# [提供テキスト]

━━━━━━━━━━━━━━━━

サステナビリティの実現に向けて

齋藤 洋二
常務執行役

三菱電機グループは、2022年5月、経営方針に「『事業を通じた社会課題の解決』という原点に立ち、サステナビリティの実現を経営の根幹に位置づける。これにより、企業価値の持続的向上を図り、社会・顧客・株主・従業員をはじめとしたステークホルダーへの責任を果たす」ことを掲げました。

サステナビリティの実現とは、様々な社会課題の解決に貢献し、「環境や社会の持続可能性」を追求すること。そして、末永く社会から必要とされる企業グループになることだと考えています。社会の一員としての責任を果たしつつ、あらゆる活動、特に本業である事業で社会課題の解決に取り組み、社会的価値と経済的価値の両方を高めてまいります。そのための人材育成や、技術開発に向けた経営資源の投下も重要です。三菱電機はこれまでも社会課題を解決する製品やソリューションを社会に提供することをミッションとしてきました。それをさらに深化させ、社会的価値や経済的価値について、丁寧な説明を実施してまいります。

━━━━━━━━━━━━━━━━

# [元データ]
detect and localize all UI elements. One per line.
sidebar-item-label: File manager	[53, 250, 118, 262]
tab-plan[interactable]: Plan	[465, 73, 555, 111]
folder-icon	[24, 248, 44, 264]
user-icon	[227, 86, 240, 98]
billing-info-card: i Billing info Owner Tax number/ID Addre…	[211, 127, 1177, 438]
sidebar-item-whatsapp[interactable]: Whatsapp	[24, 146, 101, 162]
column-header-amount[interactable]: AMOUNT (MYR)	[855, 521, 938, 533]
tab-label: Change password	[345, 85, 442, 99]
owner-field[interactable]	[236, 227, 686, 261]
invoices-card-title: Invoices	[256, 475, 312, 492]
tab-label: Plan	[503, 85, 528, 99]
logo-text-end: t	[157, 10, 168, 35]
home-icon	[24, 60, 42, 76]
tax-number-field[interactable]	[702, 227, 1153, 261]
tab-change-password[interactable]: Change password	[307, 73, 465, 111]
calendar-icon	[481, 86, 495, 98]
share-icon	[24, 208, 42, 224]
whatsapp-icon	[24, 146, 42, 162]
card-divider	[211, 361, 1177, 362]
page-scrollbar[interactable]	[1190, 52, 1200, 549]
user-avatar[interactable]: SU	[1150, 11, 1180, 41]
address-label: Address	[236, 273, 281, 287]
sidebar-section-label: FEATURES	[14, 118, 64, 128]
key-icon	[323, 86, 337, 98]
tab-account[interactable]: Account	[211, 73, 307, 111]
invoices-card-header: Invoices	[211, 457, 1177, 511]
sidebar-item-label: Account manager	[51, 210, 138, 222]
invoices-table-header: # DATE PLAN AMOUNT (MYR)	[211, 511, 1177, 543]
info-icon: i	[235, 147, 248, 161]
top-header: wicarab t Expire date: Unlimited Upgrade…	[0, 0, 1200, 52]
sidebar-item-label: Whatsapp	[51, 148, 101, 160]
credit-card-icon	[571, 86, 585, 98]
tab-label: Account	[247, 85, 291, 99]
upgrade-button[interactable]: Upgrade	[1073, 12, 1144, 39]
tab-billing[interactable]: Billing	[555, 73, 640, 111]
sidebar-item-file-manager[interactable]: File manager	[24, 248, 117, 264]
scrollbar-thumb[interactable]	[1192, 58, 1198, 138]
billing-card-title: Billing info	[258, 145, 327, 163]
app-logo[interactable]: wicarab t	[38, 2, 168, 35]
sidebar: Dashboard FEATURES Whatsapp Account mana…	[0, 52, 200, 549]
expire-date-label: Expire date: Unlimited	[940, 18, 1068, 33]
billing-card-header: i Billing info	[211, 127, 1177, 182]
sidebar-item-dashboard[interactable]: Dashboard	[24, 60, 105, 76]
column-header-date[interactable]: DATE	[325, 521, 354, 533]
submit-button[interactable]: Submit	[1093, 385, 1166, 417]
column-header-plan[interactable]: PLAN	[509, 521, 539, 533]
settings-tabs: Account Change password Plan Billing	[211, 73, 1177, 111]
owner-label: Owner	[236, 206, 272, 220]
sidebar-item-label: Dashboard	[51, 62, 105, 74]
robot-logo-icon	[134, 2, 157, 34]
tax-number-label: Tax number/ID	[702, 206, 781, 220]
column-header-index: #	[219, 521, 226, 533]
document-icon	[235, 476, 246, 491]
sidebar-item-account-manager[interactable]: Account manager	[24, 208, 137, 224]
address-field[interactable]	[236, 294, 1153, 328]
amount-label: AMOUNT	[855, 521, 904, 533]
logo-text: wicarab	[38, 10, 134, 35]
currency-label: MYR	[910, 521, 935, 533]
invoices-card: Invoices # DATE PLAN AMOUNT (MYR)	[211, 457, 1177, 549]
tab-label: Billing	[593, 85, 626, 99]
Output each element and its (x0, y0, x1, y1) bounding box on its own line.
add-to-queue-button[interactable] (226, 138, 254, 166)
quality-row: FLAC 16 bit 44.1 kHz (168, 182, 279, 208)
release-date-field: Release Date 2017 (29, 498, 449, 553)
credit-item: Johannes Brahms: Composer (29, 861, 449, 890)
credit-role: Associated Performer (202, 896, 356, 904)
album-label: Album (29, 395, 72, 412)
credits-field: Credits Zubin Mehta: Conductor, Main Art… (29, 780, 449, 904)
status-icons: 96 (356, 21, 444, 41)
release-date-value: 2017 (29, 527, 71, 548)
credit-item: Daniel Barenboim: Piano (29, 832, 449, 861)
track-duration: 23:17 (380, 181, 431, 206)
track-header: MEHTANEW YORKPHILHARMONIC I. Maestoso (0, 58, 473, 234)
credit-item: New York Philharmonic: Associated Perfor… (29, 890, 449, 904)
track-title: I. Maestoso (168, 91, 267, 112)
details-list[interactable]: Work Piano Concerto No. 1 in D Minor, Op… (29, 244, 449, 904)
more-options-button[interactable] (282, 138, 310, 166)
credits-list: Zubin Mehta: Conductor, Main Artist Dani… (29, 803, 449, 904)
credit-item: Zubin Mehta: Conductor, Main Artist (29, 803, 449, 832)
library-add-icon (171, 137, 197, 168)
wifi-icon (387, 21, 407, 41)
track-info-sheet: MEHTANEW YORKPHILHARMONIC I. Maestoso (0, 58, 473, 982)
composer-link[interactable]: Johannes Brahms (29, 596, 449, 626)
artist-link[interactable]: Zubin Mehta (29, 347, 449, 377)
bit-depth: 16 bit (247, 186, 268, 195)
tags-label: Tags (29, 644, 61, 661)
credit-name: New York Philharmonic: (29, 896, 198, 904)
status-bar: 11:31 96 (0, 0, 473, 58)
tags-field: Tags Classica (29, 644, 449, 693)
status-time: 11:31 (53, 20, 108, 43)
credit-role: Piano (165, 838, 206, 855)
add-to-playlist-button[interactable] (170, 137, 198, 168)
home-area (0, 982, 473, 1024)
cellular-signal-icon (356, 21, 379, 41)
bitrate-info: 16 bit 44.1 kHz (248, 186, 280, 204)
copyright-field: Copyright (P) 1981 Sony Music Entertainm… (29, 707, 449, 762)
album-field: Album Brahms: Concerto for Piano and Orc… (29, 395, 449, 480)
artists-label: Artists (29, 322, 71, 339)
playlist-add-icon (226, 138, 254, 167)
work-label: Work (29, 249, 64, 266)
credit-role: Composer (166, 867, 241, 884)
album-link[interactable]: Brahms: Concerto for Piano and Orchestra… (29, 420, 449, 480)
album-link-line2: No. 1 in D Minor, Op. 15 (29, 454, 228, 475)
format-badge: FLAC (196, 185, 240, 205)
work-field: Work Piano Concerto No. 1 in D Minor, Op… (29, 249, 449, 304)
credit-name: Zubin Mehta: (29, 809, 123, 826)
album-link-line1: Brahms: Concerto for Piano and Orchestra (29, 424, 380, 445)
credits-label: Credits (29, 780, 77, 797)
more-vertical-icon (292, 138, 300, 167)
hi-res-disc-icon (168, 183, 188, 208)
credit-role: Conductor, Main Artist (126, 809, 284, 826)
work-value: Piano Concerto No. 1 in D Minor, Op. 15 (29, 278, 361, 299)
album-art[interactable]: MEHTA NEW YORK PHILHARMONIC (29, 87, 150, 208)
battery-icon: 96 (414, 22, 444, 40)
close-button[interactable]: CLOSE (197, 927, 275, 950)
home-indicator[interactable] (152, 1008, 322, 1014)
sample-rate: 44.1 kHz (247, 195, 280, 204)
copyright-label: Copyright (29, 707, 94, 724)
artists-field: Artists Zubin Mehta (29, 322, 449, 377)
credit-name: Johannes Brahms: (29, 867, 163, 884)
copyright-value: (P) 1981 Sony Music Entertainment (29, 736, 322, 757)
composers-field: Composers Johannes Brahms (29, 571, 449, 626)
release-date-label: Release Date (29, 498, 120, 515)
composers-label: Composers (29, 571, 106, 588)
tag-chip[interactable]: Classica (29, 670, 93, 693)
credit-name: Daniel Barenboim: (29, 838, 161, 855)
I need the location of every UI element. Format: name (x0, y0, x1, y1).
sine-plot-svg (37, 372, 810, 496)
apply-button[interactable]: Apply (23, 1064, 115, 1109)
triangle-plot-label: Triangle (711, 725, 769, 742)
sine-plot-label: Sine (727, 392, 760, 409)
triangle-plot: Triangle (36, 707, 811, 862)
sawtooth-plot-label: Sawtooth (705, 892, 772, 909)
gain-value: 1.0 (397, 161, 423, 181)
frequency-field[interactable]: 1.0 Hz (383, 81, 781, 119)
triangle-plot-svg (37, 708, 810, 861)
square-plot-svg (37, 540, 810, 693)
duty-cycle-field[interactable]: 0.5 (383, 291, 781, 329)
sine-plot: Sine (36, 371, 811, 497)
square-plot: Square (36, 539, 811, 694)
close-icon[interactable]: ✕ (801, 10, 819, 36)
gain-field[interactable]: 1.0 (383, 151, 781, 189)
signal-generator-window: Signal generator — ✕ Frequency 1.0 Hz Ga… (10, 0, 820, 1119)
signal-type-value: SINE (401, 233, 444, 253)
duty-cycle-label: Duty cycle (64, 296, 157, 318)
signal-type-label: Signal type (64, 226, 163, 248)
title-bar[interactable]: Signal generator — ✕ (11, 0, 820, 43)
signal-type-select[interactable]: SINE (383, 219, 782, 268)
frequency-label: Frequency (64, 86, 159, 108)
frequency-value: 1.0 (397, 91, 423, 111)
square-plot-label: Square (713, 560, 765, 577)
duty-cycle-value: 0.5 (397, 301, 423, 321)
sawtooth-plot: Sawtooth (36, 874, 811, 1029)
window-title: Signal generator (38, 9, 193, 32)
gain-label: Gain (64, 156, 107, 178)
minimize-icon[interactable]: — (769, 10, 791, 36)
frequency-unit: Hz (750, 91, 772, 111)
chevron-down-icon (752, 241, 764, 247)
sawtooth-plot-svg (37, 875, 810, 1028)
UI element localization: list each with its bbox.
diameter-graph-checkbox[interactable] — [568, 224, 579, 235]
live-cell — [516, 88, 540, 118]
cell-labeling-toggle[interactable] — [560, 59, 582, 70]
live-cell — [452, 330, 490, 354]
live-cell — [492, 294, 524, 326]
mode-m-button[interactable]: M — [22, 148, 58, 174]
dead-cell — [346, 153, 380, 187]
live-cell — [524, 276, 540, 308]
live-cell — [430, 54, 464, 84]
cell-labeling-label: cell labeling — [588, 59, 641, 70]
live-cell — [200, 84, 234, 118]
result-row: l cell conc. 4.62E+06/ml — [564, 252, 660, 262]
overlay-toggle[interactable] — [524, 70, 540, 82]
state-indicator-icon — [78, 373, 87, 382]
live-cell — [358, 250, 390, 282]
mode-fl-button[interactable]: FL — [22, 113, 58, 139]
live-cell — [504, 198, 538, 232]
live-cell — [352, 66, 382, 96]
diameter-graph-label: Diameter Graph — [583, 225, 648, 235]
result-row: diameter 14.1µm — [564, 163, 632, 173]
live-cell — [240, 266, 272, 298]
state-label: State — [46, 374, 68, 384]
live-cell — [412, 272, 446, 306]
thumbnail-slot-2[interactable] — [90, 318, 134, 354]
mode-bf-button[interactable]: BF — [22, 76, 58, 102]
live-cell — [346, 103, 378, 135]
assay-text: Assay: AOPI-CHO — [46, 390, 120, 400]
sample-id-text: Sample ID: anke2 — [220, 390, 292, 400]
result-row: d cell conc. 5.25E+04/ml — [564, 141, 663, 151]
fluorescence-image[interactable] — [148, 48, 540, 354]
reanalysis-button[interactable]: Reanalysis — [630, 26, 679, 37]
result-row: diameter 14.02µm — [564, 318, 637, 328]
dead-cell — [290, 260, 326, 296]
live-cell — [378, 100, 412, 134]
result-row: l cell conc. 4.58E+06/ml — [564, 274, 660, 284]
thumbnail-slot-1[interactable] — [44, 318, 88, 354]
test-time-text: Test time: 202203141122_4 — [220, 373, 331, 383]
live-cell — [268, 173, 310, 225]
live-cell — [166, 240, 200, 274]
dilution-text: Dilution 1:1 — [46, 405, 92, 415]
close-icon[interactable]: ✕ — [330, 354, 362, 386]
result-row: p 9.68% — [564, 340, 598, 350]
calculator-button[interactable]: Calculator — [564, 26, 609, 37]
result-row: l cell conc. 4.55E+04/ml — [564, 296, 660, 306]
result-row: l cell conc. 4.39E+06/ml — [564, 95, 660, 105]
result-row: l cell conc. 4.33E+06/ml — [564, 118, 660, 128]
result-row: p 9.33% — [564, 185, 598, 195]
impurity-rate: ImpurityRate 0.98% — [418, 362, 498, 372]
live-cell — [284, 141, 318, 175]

━━━━━━━━━━━━━━━━

提供テキストの一文「そのための人材育成や、技術開発に向けた経営資源の投下も重要です。」を英語に訳すこと。 提供テキストだけを手がかりにすること。

# [解答]
Developing human resources for this purpose and investing management resources in technology development are also important.